### Task requirements
Locate each line in the records containing "Unverständnis". Copy it.

<<<<

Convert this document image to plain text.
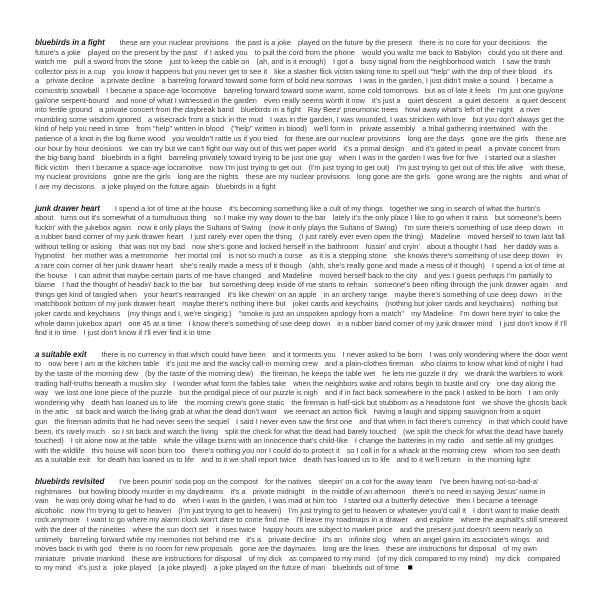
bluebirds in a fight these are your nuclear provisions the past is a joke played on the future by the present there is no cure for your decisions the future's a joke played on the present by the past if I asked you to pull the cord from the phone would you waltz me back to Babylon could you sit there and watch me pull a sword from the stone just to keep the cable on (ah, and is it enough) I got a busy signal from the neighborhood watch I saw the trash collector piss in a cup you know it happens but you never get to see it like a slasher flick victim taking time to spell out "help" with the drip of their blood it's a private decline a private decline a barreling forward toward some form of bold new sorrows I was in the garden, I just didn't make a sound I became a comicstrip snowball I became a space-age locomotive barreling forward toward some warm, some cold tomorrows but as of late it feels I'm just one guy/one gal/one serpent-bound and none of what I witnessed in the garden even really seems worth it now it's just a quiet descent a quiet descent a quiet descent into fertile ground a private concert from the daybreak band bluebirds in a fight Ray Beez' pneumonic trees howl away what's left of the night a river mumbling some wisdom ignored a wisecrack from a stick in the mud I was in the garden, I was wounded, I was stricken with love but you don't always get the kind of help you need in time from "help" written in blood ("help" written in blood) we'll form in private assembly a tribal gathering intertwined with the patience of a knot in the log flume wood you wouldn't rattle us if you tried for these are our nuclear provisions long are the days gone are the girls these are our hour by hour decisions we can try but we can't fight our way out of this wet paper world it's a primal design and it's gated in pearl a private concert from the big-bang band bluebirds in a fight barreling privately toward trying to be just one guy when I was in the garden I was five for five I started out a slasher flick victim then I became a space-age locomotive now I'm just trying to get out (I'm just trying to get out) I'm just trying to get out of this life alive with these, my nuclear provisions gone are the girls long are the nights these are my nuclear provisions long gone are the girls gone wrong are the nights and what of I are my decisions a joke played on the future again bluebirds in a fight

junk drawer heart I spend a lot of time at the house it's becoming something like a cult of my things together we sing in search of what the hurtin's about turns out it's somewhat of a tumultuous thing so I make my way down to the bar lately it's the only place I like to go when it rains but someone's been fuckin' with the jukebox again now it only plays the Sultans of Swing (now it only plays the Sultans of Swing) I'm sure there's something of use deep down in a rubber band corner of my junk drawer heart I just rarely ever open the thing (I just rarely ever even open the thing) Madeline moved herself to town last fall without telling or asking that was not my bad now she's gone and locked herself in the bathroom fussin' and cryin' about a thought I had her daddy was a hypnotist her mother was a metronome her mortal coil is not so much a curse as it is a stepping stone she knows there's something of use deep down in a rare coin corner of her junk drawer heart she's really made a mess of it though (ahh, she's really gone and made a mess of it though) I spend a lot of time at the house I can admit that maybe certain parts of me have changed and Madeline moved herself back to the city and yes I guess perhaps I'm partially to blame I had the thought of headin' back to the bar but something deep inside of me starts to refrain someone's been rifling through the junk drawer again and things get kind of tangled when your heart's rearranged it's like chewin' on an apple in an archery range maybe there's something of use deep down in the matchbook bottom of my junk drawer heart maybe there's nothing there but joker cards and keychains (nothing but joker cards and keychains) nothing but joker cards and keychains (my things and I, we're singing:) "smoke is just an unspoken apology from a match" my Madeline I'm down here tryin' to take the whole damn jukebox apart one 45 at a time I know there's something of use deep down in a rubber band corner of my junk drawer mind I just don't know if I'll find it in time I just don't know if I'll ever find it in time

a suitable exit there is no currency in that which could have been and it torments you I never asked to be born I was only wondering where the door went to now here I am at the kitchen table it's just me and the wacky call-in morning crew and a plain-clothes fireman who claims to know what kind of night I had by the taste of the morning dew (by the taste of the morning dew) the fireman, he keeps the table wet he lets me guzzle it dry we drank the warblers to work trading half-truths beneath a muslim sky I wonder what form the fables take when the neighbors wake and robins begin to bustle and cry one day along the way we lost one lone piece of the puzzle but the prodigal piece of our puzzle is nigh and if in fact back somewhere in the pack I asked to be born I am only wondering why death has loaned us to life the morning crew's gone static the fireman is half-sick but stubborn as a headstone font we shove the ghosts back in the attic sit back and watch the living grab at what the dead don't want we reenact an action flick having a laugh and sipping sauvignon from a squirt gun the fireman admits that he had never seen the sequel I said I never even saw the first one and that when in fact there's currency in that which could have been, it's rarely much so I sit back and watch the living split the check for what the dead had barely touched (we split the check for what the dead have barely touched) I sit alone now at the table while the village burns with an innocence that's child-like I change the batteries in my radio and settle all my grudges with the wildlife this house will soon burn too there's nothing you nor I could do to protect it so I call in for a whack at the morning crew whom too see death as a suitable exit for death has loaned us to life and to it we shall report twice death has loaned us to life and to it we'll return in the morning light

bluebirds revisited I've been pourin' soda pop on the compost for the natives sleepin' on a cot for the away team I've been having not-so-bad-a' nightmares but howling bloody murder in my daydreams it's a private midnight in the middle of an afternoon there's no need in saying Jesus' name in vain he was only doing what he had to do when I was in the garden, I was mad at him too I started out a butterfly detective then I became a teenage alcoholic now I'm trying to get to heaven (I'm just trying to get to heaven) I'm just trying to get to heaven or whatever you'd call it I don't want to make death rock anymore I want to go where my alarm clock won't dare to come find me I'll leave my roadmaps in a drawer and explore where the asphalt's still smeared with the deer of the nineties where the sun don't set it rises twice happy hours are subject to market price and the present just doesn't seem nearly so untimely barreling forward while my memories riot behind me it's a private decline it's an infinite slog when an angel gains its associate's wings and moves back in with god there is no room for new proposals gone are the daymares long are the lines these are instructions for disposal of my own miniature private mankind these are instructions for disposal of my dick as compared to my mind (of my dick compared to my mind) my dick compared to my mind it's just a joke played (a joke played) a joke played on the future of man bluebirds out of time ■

>>>>
<<<<

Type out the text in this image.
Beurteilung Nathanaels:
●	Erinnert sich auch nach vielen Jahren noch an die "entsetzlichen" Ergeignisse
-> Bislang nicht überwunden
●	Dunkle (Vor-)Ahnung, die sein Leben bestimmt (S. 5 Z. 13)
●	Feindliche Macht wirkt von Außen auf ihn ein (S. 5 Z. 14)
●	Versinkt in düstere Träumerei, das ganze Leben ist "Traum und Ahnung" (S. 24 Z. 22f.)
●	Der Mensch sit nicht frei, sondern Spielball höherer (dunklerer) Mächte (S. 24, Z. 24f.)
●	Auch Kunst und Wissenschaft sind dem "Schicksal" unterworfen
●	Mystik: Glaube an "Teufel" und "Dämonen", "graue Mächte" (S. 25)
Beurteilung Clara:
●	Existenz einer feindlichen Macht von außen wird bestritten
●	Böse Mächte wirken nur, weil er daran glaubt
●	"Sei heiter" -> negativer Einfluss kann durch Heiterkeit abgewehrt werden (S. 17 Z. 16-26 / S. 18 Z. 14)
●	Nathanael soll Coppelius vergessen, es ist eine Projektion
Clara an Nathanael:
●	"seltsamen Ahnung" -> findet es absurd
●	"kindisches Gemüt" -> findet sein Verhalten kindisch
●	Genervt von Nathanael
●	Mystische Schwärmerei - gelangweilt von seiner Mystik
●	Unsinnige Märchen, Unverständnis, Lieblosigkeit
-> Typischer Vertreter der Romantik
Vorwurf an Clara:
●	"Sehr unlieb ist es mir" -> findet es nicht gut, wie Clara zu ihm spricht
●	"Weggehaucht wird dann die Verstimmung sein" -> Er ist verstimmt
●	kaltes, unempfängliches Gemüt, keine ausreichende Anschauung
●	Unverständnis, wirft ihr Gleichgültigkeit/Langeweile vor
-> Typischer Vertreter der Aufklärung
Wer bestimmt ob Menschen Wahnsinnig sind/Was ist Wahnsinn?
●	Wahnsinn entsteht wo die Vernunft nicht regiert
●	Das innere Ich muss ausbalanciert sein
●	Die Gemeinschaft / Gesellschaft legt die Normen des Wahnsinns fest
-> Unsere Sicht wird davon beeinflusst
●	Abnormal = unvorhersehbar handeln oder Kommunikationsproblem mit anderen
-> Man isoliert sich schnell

>>>>

### Task solution
●	Unsinnige Märchen, Unverständnis, Lieblosigkeit
●	Unverständnis, wirft ihr Gleichgültigkeit/Langeweile vor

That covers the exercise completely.